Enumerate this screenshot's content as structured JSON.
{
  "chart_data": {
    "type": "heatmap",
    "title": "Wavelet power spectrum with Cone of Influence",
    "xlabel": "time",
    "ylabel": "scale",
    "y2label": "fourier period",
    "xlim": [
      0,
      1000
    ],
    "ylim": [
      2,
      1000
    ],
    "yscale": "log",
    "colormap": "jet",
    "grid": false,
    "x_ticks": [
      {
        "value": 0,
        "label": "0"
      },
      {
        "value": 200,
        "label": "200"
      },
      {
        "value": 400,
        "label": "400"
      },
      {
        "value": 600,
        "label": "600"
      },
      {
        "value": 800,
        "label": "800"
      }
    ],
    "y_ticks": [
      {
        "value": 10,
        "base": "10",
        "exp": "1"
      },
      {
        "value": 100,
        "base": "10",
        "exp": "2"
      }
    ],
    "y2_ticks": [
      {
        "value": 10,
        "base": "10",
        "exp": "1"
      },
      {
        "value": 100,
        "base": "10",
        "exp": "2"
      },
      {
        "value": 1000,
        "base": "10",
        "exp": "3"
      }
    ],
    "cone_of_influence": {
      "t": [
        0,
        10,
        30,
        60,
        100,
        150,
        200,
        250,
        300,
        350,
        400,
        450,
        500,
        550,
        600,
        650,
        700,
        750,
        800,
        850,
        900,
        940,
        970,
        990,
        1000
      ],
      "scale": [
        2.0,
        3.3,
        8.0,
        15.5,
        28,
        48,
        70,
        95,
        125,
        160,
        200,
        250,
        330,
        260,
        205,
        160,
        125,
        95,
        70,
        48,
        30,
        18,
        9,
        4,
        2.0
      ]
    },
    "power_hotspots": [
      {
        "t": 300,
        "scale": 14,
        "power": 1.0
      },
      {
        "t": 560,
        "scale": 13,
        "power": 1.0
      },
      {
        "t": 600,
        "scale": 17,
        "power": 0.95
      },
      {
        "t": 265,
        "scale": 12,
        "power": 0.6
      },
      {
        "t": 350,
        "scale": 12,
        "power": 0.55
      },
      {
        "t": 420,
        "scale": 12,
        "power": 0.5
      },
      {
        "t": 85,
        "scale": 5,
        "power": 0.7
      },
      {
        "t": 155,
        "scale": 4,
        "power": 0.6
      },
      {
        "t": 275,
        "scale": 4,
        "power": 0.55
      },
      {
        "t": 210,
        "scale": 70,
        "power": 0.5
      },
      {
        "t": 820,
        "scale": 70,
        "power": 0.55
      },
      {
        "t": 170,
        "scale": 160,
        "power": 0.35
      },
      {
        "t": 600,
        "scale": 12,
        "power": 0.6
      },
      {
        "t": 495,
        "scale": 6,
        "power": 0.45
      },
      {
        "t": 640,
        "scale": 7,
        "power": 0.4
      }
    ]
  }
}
════
◆ WHAT THE TASK ASKS
Count how many lines of the data include the word "value". Your reply should be that number alone.

◆ RESULT
10